# [Requirements]
Quote every entry word for word.

──────── Material provided ────────

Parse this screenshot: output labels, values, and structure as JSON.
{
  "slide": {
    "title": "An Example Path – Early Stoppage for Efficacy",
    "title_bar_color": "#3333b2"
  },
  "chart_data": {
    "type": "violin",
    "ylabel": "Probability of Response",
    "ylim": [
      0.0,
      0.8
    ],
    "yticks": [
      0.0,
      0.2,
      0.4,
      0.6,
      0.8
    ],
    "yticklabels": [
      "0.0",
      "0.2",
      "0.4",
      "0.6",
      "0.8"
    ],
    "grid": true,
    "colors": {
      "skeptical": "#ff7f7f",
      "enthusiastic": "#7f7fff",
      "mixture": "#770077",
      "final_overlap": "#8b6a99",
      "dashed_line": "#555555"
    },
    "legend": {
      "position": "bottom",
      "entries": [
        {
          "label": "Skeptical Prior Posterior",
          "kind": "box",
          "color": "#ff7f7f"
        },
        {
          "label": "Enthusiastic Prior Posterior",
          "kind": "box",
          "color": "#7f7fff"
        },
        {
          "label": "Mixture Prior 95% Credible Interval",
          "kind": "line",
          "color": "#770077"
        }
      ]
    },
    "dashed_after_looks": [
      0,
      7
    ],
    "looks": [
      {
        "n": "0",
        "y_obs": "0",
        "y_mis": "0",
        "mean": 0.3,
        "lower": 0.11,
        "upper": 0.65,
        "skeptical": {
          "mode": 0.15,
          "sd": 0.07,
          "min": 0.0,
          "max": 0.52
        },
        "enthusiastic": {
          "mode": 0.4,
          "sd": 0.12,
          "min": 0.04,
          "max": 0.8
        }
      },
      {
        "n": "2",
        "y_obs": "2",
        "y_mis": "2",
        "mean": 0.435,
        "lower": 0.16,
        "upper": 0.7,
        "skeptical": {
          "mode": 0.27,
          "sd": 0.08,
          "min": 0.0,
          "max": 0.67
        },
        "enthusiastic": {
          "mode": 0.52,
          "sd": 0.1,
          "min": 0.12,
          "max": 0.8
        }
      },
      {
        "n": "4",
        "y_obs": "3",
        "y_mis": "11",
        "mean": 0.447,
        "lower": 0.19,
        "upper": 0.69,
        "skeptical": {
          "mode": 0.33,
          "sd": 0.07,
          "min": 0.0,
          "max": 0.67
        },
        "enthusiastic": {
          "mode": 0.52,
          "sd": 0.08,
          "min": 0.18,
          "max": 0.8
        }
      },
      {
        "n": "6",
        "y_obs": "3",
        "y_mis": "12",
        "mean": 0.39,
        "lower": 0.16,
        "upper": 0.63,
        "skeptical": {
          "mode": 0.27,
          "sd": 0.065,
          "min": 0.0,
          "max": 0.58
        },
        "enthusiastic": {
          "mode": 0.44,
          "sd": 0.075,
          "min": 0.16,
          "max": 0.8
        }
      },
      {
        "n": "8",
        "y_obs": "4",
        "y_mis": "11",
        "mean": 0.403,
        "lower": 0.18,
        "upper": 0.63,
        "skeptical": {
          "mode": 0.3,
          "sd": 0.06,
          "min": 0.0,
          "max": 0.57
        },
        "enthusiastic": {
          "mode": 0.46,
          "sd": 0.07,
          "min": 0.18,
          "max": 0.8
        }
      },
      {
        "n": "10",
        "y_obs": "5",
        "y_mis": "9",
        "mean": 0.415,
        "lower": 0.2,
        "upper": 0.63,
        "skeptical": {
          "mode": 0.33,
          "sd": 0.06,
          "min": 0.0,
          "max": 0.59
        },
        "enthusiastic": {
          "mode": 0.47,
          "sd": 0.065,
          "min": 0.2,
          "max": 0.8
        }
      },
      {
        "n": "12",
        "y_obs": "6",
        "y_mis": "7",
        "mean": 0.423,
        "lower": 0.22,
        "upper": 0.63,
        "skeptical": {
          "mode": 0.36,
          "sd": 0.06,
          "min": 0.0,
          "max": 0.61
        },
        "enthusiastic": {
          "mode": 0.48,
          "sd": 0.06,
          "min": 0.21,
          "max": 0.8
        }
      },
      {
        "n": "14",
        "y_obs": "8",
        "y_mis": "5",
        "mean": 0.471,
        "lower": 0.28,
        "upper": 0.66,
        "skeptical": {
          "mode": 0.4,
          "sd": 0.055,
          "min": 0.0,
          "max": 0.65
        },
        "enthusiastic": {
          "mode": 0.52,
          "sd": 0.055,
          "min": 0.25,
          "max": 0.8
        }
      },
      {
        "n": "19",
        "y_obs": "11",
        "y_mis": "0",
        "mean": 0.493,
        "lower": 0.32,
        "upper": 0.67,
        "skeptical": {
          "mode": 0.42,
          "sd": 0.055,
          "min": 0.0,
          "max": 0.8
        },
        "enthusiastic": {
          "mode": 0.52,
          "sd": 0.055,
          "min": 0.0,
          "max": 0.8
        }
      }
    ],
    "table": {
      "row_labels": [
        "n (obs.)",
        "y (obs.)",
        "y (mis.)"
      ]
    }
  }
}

────────

# [Solution]
Parse this screenshot: output labels, values, and structure as JSON.
{
  "slide": {
    "title": "An Example Path – Early Stoppage for Efficacy",
    "title_bar_color": "#3333b2"
  },
  "chart_data": {
    "type": "violin",
    "ylabel": "Probability of Response",
    "ylim": [
      0.0,
      0.8
    ],
    "yticks": [
      0.0,
      0.2,
      0.4,
      0.6,
      0.8
    ],
    "yticklabels": [
      "0.0",
      "0.2",
      "0.4",
      "0.6",
      "0.8"
    ],
    "grid": true,
    "colors": {
      "skeptical": "#ff7f7f",
      "enthusiastic": "#7f7fff",
      "mixture": "#770077",
      "final_overlap": "#8b6a99",
      "dashed_line": "#555555"
    },
    "legend": {
      "position": "bottom",
      "entries": [
        {
          "label": "Skeptical Prior Posterior",
          "kind": "box",
          "color": "#ff7f7f"
        },
        {
          "label": "Enthusiastic Prior Posterior",
          "kind": "box",
          "color": "#7f7fff"
        },
        {
          "label": "Mixture Prior 95% Credible Interval",
          "kind": "line",
          "color": "#770077"
        }
      ]
    },
    "dashed_after_looks": [
      0,
      7
    ],
    "looks": [
      {
        "n": "0",
        "y_obs": "0",
        "y_mis": "0",
        "mean": 0.3,
        "lower": 0.11,
        "upper": 0.65,
        "skeptical": {
          "mode": 0.15,
          "sd": 0.07,
          "min": 0.0,
          "max": 0.52
        },
        "enthusiastic": {
          "mode": 0.4,
          "sd": 0.12,
          "min": 0.04,
          "max": 0.8
        }
      },
      {
        "n": "2",
        "y_obs": "2",
        "y_mis": "2",
        "mean": 0.435,
        "lower": 0.16,
        "upper": 0.7,
        "skeptical": {
          "mode": 0.27,
          "sd": 0.08,
          "min": 0.0,
          "max": 0.67
        },
        "enthusiastic": {
          "mode": 0.52,
          "sd": 0.1,
          "min": 0.12,
          "max": 0.8
        }
      },
      {
        "n": "4",
        "y_obs": "3",
        "y_mis": "11",
        "mean": 0.447,
        "lower": 0.19,
        "upper": 0.69,
        "skeptical": {
          "mode": 0.33,
          "sd": 0.07,
          "min": 0.0,
          "max": 0.67
        },
        "enthusiastic": {
          "mode": 0.52,
          "sd": 0.08,
          "min": 0.18,
          "max": 0.8
        }
      },
      {
        "n": "6",
        "y_obs": "3",
        "y_mis": "12",
        "mean": 0.39,
        "lower": 0.16,
        "upper": 0.63,
        "skeptical": {
          "mode": 0.27,
          "sd": 0.065,
          "min": 0.0,
          "max": 0.58
        },
        "enthusiastic": {
          "mode": 0.44,
          "sd": 0.075,
          "min": 0.16,
          "max": 0.8
        }
      },
      {
        "n": "8",
        "y_obs": "4",
        "y_mis": "11",
        "mean": 0.403,
        "lower": 0.18,
        "upper": 0.63,
        "skeptical": {
          "mode": 0.3,
          "sd": 0.06,
          "min": 0.0,
          "max": 0.57
        },
        "enthusiastic": {
          "mode": 0.46,
          "sd": 0.07,
          "min": 0.18,
          "max": 0.8
        }
      },
      {
        "n": "10",
        "y_obs": "5",
        "y_mis": "9",
        "mean": 0.415,
        "lower": 0.2,
        "upper": 0.63,
        "skeptical": {
          "mode": 0.33,
          "sd": 0.06,
          "min": 0.0,
          "max": 0.59
        },
        "enthusiastic": {
          "mode": 0.47,
          "sd": 0.065,
          "min": 0.2,
          "max": 0.8
        }
      },
      {
        "n": "12",
        "y_obs": "6",
        "y_mis": "7",
        "mean": 0.423,
        "lower": 0.22,
        "upper": 0.63,
        "skeptical": {
          "mode": 0.36,
          "sd": 0.06,
          "min": 0.0,
          "max": 0.61
        },
        "enthusiastic": {
          "mode": 0.48,
          "sd": 0.06,
          "min": 0.21,
          "max": 0.8
        }
      },
      {
        "n": "14",
        "y_obs": "8",
        "y_mis": "5",
        "mean": 0.471,
        "lower": 0.28,
        "upper": 0.66,
        "skeptical": {
          "mode": 0.4,
          "sd": 0.055,
          "min": 0.0,
          "max": 0.65
        },
        "enthusiastic": {
          "mode": 0.52,
          "sd": 0.055,
          "min": 0.25,
          "max": 0.8
        }
      },
      {
        "n": "19",
        "y_obs": "11",
        "y_mis": "0",
        "mean": 0.493,
        "lower": 0.32,
        "upper": 0.67,
        "skeptical": {
          "mode": 0.42,
          "sd": 0.055,
          "min": 0.0,
          "max": 0.8
        },
        "enthusiastic": {
          "mode": 0.52,
          "sd": 0.055,
          "min": 0.0,
          "max": 0.8
        }
      }
    ],
    "table": {
      "row_labels": [
        "n (obs.)",
        "y (obs.)",
        "y (mis.)"
      ]
    }
  }
}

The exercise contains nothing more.